• [WHAT IS REQUIRED]: Write out the material exactly, with the pictures left out.

• [LISTING]:
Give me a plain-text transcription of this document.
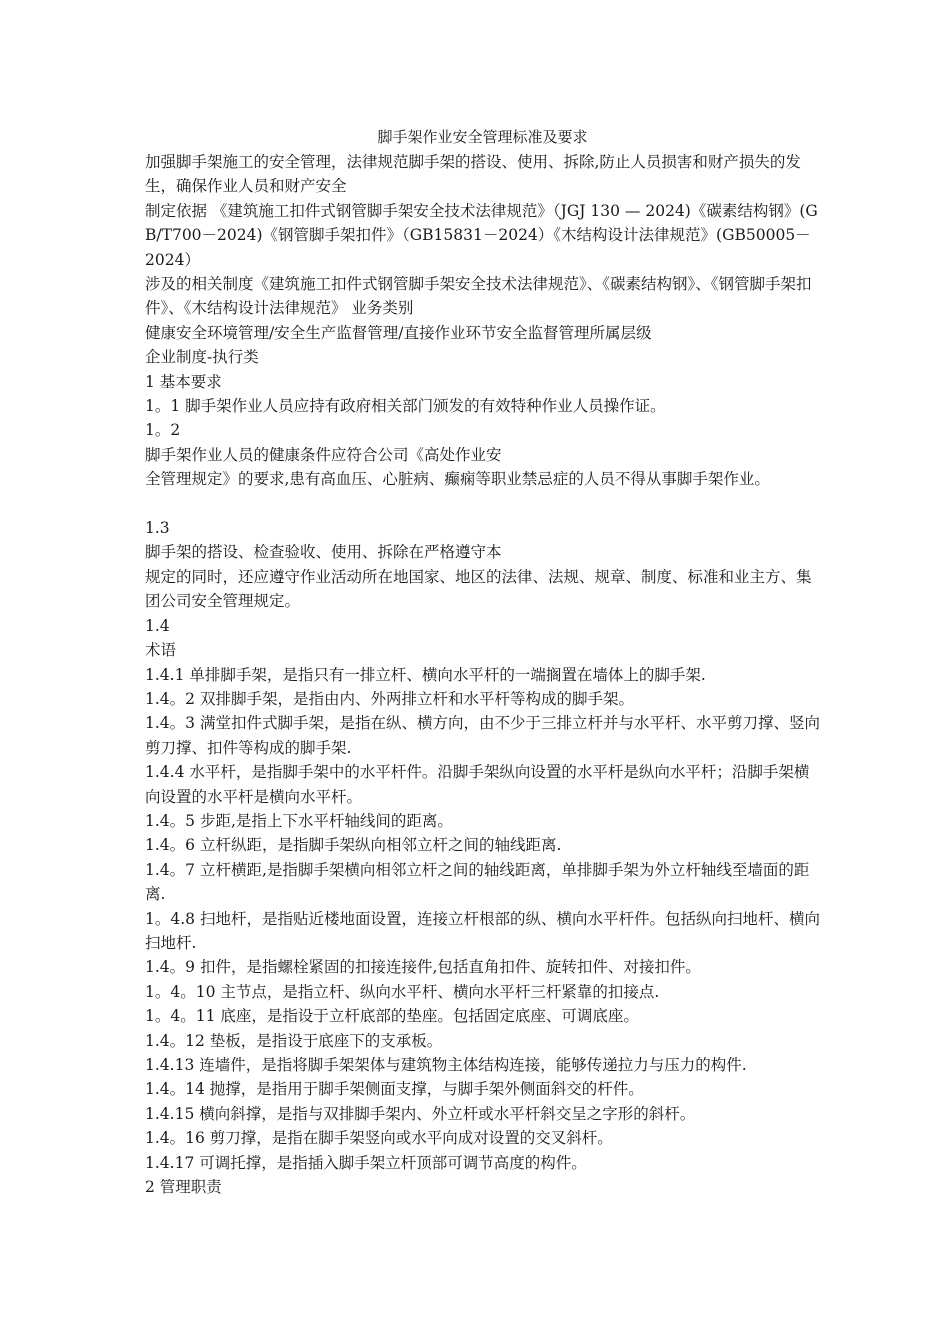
脚手架作业安全管理标准及要求

加强脚手架施工的安全管理，法律规范脚手架的搭设、使用、拆除,防止人员损害和财产损失的发生，确保作业人员和财产安全

制定依据 《建筑施工扣件式钢管脚手架安全技术法律规范》（JGJ 130 — 2024)《碳素结构钢》(GB/T700－2024)《钢管脚手架扣件》（GB15831－2024）《木结构设计法律规范》(GB50005－2024）

涉及的相关制度《建筑施工扣件式钢管脚手架安全技术法律规范》、《碳素结构钢》、《钢管脚手架扣件》、《木结构设计法律规范》 业务类别

健康安全环境管理/安全生产监督管理/直接作业环节安全监督管理所属层级

企业制度-执行类

1 基本要求

1。1 脚手架作业人员应持有政府相关部门颁发的有效特种作业人员操作证。

1。2

脚手架作业人员的健康条件应符合公司《高处作业安

全管理规定》的要求,患有高血压、心脏病、癫痫等职业禁忌症的人员不得从事脚手架作业。

1.3

脚手架的搭设、检查验收、使用、拆除在严格遵守本

规定的同时，还应遵守作业活动所在地国家、地区的法律、法规、规章、制度、标准和业主方、集团公司安全管理规定。

1.4

术语

1.4.1 单排脚手架，是指只有一排立杆、横向水平杆的一端搁置在墙体上的脚手架.

1.4。2 双排脚手架，是指由内、外两排立杆和水平杆等构成的脚手架。

1.4。3 满堂扣件式脚手架，是指在纵、横方向，由不少于三排立杆并与水平杆、水平剪刀撑、竖向剪刀撑、扣件等构成的脚手架.

1.4.4 水平杆，是指脚手架中的水平杆件。沿脚手架纵向设置的水平杆是纵向水平杆；沿脚手架横向设置的水平杆是横向水平杆。

1.4。5 步距,是指上下水平杆轴线间的距离。

1.4。6 立杆纵距，是指脚手架纵向相邻立杆之间的轴线距离.

1.4。7 立杆横距,是指脚手架横向相邻立杆之间的轴线距离，单排脚手架为外立杆轴线至墙面的距离.

1。4.8 扫地杆，是指贴近楼地面设置，连接立杆根部的纵、横向水平杆件。包括纵向扫地杆、横向扫地杆.

1.4。9 扣件，是指螺栓紧固的扣接连接件,包括直角扣件、旋转扣件、对接扣件。

1。4。10 主节点，是指立杆、纵向水平杆、横向水平杆三杆紧靠的扣接点.

1。4。11 底座，是指设于立杆底部的垫座。包括固定底座、可调底座。

1.4。12 垫板，是指设于底座下的支承板。

1.4.13 连墙件，是指将脚手架架体与建筑物主体结构连接，能够传递拉力与压力的构件.

1.4。14 抛撑，是指用于脚手架侧面支撑，与脚手架外侧面斜交的杆件。

1.4.15 横向斜撑，是指与双排脚手架内、外立杆或水平杆斜交呈之字形的斜杆。

1.4。16 剪刀撑，是指在脚手架竖向或水平向成对设置的交叉斜杆。

1.4.17 可调托撑，是指插入脚手架立杆顶部可调节高度的构件。

2 管理职责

• [RESULT OF THIS TASK]:
Give me a plain-text transcription of this document.
脚手架作业安全管理标准及要求

加强脚手架施工的安全管理，法律规范脚手架的搭设、使用、拆除,防止人员损害和财产损失的发生，确保作业人员和财产安全

制定依据 《建筑施工扣件式钢管脚手架安全技术法律规范》（JGJ 130 — 2024)《碳素结构钢》(GB/T700－2024)《钢管脚手架扣件》（GB15831－2024）《木结构设计法律规范》(GB50005－2024）

涉及的相关制度《建筑施工扣件式钢管脚手架安全技术法律规范》、《碳素结构钢》、《钢管脚手架扣件》、《木结构设计法律规范》 业务类别

健康安全环境管理/安全生产监督管理/直接作业环节安全监督管理所属层级

企业制度-执行类

1 基本要求

1。1 脚手架作业人员应持有政府相关部门颁发的有效特种作业人员操作证。

1。2

脚手架作业人员的健康条件应符合公司《高处作业安

全管理规定》的要求,患有高血压、心脏病、癫痫等职业禁忌症的人员不得从事脚手架作业。

1.3

脚手架的搭设、检查验收、使用、拆除在严格遵守本

规定的同时，还应遵守作业活动所在地国家、地区的法律、法规、规章、制度、标准和业主方、集团公司安全管理规定。

1.4

术语

1.4.1 单排脚手架，是指只有一排立杆、横向水平杆的一端搁置在墙体上的脚手架.

1.4。2 双排脚手架，是指由内、外两排立杆和水平杆等构成的脚手架。

1.4。3 满堂扣件式脚手架，是指在纵、横方向，由不少于三排立杆并与水平杆、水平剪刀撑、竖向剪刀撑、扣件等构成的脚手架.

1.4.4 水平杆，是指脚手架中的水平杆件。沿脚手架纵向设置的水平杆是纵向水平杆；沿脚手架横向设置的水平杆是横向水平杆。

1.4。5 步距,是指上下水平杆轴线间的距离。

1.4。6 立杆纵距，是指脚手架纵向相邻立杆之间的轴线距离.

1.4。7 立杆横距,是指脚手架横向相邻立杆之间的轴线距离，单排脚手架为外立杆轴线至墙面的距离.

1。4.8 扫地杆，是指贴近楼地面设置，连接立杆根部的纵、横向水平杆件。包括纵向扫地杆、横向扫地杆.

1.4。9 扣件，是指螺栓紧固的扣接连接件,包括直角扣件、旋转扣件、对接扣件。

1。4。10 主节点，是指立杆、纵向水平杆、横向水平杆三杆紧靠的扣接点.

1。4。11 底座，是指设于立杆底部的垫座。包括固定底座、可调底座。

1.4。12 垫板，是指设于底座下的支承板。

1.4.13 连墙件，是指将脚手架架体与建筑物主体结构连接，能够传递拉力与压力的构件.

1.4。14 抛撑，是指用于脚手架侧面支撑，与脚手架外侧面斜交的杆件。

1.4.15 横向斜撑，是指与双排脚手架内、外立杆或水平杆斜交呈之字形的斜杆。

1.4。16 剪刀撑，是指在脚手架竖向或水平向成对设置的交叉斜杆。

1.4.17 可调托撑，是指插入脚手架立杆顶部可调节高度的构件。

2 管理职责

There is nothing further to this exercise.